TASK BRIEF — Count every line of the listing where the string "Report" occurs, and reply with the count alone.

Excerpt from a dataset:
···

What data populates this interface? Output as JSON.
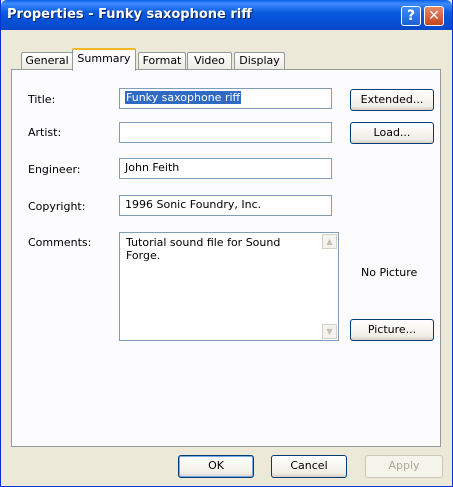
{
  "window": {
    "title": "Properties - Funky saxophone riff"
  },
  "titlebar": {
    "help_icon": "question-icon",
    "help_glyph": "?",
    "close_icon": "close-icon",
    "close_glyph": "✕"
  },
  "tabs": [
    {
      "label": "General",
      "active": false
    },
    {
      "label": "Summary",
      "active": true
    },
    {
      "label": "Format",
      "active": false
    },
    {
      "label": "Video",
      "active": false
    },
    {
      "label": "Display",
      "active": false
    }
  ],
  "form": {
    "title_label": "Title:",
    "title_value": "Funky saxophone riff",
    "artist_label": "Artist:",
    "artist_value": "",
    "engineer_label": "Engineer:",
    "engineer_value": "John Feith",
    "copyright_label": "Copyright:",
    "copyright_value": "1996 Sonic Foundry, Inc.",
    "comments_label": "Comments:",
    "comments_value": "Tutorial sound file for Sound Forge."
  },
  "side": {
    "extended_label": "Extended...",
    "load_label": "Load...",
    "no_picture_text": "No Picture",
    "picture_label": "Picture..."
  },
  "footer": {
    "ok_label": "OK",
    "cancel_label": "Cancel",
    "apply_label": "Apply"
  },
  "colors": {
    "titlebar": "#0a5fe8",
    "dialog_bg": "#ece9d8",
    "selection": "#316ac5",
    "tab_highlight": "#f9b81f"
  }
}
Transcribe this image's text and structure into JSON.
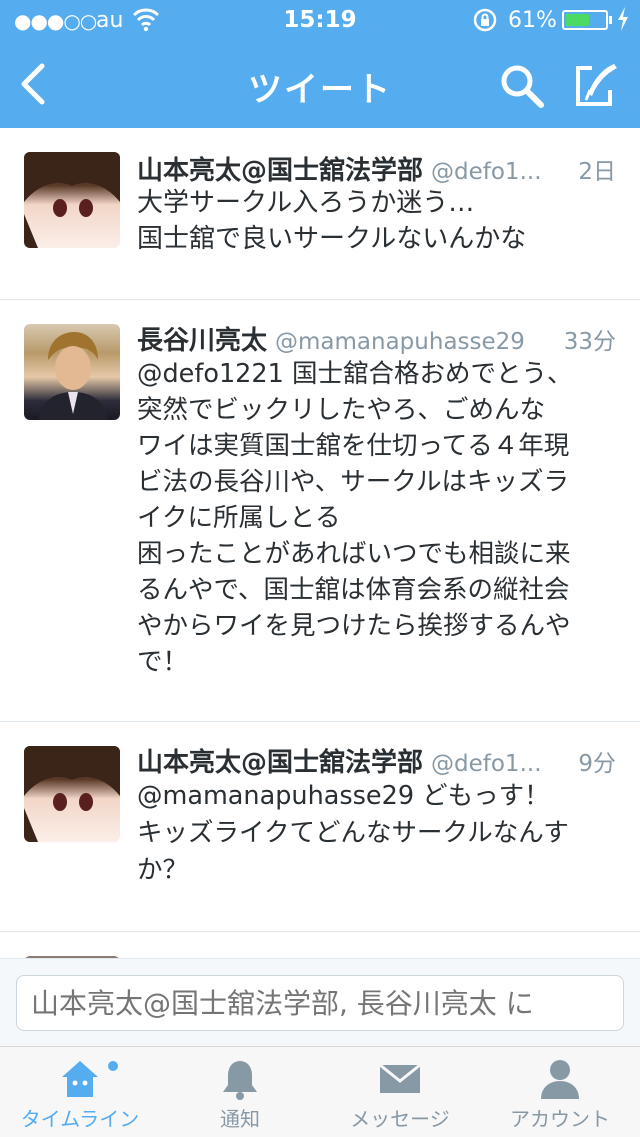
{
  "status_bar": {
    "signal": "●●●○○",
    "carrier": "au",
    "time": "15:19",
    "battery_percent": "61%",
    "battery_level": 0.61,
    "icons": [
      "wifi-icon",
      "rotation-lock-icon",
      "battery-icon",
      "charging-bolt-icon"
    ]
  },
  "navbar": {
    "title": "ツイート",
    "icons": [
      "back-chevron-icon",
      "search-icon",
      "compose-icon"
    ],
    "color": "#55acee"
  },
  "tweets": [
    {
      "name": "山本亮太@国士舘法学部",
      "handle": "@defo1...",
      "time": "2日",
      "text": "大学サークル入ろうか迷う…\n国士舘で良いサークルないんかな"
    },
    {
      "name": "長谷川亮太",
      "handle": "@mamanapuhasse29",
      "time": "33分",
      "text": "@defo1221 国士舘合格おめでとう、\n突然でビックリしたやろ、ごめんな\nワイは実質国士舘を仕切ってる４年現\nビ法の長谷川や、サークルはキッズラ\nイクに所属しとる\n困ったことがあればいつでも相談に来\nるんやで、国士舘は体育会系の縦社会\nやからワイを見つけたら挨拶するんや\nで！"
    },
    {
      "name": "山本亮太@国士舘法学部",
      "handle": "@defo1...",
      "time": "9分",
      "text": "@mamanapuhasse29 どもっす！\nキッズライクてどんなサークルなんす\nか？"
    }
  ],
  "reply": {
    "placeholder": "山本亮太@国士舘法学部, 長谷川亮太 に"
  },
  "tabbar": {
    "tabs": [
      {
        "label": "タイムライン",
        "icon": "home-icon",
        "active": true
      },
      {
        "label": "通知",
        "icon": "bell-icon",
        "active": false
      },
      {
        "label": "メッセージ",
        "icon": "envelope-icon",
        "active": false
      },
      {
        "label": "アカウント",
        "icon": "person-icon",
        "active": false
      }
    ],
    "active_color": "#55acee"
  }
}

···

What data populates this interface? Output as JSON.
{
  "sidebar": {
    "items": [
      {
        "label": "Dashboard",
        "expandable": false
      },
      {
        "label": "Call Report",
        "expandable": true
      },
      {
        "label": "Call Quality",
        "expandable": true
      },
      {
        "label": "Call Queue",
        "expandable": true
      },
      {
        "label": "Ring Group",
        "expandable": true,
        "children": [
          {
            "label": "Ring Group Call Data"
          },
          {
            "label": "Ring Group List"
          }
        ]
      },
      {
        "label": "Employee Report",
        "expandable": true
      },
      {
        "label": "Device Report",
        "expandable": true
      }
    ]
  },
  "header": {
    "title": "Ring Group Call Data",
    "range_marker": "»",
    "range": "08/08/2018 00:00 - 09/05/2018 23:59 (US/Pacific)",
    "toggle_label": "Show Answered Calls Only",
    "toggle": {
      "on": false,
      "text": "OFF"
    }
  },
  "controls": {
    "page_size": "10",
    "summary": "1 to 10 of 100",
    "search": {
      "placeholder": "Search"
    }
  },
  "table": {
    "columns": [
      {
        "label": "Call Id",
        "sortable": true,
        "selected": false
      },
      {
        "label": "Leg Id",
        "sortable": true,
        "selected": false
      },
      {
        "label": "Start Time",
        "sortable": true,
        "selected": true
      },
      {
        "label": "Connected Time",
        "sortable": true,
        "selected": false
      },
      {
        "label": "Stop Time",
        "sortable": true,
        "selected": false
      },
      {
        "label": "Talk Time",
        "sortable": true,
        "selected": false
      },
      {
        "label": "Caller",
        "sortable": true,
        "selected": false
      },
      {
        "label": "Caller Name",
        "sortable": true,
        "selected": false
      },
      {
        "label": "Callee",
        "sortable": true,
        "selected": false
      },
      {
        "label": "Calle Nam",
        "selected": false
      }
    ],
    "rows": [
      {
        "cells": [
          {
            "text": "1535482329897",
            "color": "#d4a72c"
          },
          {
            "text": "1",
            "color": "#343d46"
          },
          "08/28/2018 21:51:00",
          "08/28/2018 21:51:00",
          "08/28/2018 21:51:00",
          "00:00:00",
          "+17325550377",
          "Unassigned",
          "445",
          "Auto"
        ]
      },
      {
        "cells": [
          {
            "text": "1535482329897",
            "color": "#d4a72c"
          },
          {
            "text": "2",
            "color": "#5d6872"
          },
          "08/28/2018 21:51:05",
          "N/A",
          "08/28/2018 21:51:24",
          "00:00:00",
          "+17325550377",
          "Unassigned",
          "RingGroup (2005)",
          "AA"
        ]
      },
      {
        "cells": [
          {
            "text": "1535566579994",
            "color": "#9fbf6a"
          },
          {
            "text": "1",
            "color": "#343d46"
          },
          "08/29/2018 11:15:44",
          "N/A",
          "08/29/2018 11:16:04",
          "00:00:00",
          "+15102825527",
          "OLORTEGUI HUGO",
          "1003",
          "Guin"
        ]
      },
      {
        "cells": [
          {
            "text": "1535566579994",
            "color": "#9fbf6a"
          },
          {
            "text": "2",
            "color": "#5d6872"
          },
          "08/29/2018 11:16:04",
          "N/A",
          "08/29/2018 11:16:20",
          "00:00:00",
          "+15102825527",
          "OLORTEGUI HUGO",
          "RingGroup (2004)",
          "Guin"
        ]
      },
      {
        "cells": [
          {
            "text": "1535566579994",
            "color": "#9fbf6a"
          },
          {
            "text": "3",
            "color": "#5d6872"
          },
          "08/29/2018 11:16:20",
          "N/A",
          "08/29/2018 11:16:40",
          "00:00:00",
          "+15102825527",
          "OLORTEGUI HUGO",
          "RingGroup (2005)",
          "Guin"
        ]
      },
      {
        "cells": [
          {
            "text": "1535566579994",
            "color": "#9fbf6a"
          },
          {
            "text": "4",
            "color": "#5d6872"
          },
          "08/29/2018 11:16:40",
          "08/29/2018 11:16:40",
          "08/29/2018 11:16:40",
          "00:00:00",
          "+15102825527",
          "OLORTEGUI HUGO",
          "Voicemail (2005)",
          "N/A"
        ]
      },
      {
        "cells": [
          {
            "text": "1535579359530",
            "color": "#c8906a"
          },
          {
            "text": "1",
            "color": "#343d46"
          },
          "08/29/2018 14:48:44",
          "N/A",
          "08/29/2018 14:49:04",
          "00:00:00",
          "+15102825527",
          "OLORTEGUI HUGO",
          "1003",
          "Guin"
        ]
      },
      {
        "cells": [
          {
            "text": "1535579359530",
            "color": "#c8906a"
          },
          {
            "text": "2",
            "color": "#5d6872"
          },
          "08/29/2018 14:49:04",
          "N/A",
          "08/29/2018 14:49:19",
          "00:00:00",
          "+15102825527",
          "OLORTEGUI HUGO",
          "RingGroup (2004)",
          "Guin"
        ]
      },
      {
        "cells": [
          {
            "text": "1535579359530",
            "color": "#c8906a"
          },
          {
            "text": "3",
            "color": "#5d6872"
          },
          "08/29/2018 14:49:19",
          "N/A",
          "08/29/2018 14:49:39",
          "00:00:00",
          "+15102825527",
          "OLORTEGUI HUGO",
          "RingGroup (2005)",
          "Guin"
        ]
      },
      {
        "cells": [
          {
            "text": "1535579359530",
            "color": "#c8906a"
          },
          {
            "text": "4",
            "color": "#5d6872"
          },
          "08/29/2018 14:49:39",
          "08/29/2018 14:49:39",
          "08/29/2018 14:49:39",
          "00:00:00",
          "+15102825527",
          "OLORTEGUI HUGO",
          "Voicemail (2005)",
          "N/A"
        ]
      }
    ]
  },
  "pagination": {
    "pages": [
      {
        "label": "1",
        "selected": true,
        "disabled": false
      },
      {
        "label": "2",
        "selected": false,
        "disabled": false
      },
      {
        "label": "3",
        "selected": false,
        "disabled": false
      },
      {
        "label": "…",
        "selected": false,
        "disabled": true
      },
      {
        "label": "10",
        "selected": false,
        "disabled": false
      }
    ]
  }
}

···

RESPONSE FOR THIS EXERCISE — 3